**TO BE DONE:** Below you will find a set of lines. Repeat them all exactly.

**SUPPLIED MATERIAL:**
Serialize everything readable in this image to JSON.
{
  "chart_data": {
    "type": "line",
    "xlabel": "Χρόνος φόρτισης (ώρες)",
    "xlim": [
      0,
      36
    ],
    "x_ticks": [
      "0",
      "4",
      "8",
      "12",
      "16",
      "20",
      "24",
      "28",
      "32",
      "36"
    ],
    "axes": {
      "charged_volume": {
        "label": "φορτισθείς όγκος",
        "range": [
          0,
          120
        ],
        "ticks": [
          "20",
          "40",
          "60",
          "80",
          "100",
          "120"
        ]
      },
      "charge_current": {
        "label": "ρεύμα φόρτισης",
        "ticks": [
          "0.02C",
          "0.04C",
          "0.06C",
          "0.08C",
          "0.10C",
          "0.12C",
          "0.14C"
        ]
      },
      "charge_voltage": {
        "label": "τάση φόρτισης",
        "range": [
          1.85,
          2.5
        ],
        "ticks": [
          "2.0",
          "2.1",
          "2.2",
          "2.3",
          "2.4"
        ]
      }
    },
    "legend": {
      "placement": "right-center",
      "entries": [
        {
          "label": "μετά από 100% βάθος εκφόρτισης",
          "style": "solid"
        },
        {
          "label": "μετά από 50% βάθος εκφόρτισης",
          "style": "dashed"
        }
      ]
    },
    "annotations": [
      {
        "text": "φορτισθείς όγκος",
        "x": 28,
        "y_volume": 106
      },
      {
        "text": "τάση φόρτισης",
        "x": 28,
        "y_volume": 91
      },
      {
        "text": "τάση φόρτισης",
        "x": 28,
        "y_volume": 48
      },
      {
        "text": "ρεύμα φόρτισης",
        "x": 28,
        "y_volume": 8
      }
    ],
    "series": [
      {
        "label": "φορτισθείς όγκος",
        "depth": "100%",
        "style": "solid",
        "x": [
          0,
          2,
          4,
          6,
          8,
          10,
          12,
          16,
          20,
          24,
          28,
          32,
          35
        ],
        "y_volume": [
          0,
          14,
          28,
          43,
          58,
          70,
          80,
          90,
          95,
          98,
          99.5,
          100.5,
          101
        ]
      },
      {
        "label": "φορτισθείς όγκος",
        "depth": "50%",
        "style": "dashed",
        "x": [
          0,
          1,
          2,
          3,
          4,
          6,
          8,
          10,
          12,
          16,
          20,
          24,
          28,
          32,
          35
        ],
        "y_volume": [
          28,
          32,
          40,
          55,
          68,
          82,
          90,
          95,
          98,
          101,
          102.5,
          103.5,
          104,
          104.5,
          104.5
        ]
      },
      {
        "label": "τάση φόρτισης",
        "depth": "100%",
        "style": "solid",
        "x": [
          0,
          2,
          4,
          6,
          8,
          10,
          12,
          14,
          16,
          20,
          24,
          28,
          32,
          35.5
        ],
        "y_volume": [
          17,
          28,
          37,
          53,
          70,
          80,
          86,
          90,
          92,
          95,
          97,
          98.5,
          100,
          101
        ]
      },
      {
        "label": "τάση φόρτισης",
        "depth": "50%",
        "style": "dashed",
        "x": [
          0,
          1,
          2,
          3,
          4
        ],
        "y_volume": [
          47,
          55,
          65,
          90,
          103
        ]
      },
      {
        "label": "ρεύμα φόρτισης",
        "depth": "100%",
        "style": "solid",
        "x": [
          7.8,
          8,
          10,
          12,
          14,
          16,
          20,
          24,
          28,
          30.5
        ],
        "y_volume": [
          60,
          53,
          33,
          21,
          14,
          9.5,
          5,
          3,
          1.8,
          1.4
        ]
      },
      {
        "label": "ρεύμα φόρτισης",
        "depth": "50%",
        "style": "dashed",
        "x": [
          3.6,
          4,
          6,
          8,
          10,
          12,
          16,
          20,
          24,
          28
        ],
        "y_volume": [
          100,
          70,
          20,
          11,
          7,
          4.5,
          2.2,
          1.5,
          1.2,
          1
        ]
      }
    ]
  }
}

**COMPLETE ANSWER:**
Serialize everything readable in this image to JSON.
{
  "chart_data": {
    "type": "line",
    "xlabel": "Χρόνος φόρτισης (ώρες)",
    "xlim": [
      0,
      36
    ],
    "x_ticks": [
      "0",
      "4",
      "8",
      "12",
      "16",
      "20",
      "24",
      "28",
      "32",
      "36"
    ],
    "axes": {
      "charged_volume": {
        "label": "φορτισθείς όγκος",
        "range": [
          0,
          120
        ],
        "ticks": [
          "20",
          "40",
          "60",
          "80",
          "100",
          "120"
        ]
      },
      "charge_current": {
        "label": "ρεύμα φόρτισης",
        "ticks": [
          "0.02C",
          "0.04C",
          "0.06C",
          "0.08C",
          "0.10C",
          "0.12C",
          "0.14C"
        ]
      },
      "charge_voltage": {
        "label": "τάση φόρτισης",
        "range": [
          1.85,
          2.5
        ],
        "ticks": [
          "2.0",
          "2.1",
          "2.2",
          "2.3",
          "2.4"
        ]
      }
    },
    "legend": {
      "placement": "right-center",
      "entries": [
        {
          "label": "μετά από 100% βάθος εκφόρτισης",
          "style": "solid"
        },
        {
          "label": "μετά από 50% βάθος εκφόρτισης",
          "style": "dashed"
        }
      ]
    },
    "annotations": [
      {
        "text": "φορτισθείς όγκος",
        "x": 28,
        "y_volume": 106
      },
      {
        "text": "τάση φόρτισης",
        "x": 28,
        "y_volume": 91
      },
      {
        "text": "τάση φόρτισης",
        "x": 28,
        "y_volume": 48
      },
      {
        "text": "ρεύμα φόρτισης",
        "x": 28,
        "y_volume": 8
      }
    ],
    "series": [
      {
        "label": "φορτισθείς όγκος",
        "depth": "100%",
        "style": "solid",
        "x": [
          0,
          2,
          4,
          6,
          8,
          10,
          12,
          16,
          20,
          24,
          28,
          32,
          35
        ],
        "y_volume": [
          0,
          14,
          28,
          43,
          58,
          70,
          80,
          90,
          95,
          98,
          99.5,
          100.5,
          101
        ]
      },
      {
        "label": "φορτισθείς όγκος",
        "depth": "50%",
        "style": "dashed",
        "x": [
          0,
          1,
          2,
          3,
          4,
          6,
          8,
          10,
          12,
          16,
          20,
          24,
          28,
          32,
          35
        ],
        "y_volume": [
          28,
          32,
          40,
          55,
          68,
          82,
          90,
          95,
          98,
          101,
          102.5,
          103.5,
          104,
          104.5,
          104.5
        ]
      },
      {
        "label": "τάση φόρτισης",
        "depth": "100%",
        "style": "solid",
        "x": [
          0,
          2,
          4,
          6,
          8,
          10,
          12,
          14,
          16,
          20,
          24,
          28,
          32,
          35.5
        ],
        "y_volume": [
          17,
          28,
          37,
          53,
          70,
          80,
          86,
          90,
          92,
          95,
          97,
          98.5,
          100,
          101
        ]
      },
      {
        "label": "τάση φόρτισης",
        "depth": "50%",
        "style": "dashed",
        "x": [
          0,
          1,
          2,
          3,
          4
        ],
        "y_volume": [
          47,
          55,
          65,
          90,
          103
        ]
      },
      {
        "label": "ρεύμα φόρτισης",
        "depth": "100%",
        "style": "solid",
        "x": [
          7.8,
          8,
          10,
          12,
          14,
          16,
          20,
          24,
          28,
          30.5
        ],
        "y_volume": [
          60,
          53,
          33,
          21,
          14,
          9.5,
          5,
          3,
          1.8,
          1.4
        ]
      },
      {
        "label": "ρεύμα φόρτισης",
        "depth": "50%",
        "style": "dashed",
        "x": [
          3.6,
          4,
          6,
          8,
          10,
          12,
          16,
          20,
          24,
          28
        ],
        "y_volume": [
          100,
          70,
          20,
          11,
          7,
          4.5,
          2.2,
          1.5,
          1.2,
          1
        ]
      }
    ]
  }
}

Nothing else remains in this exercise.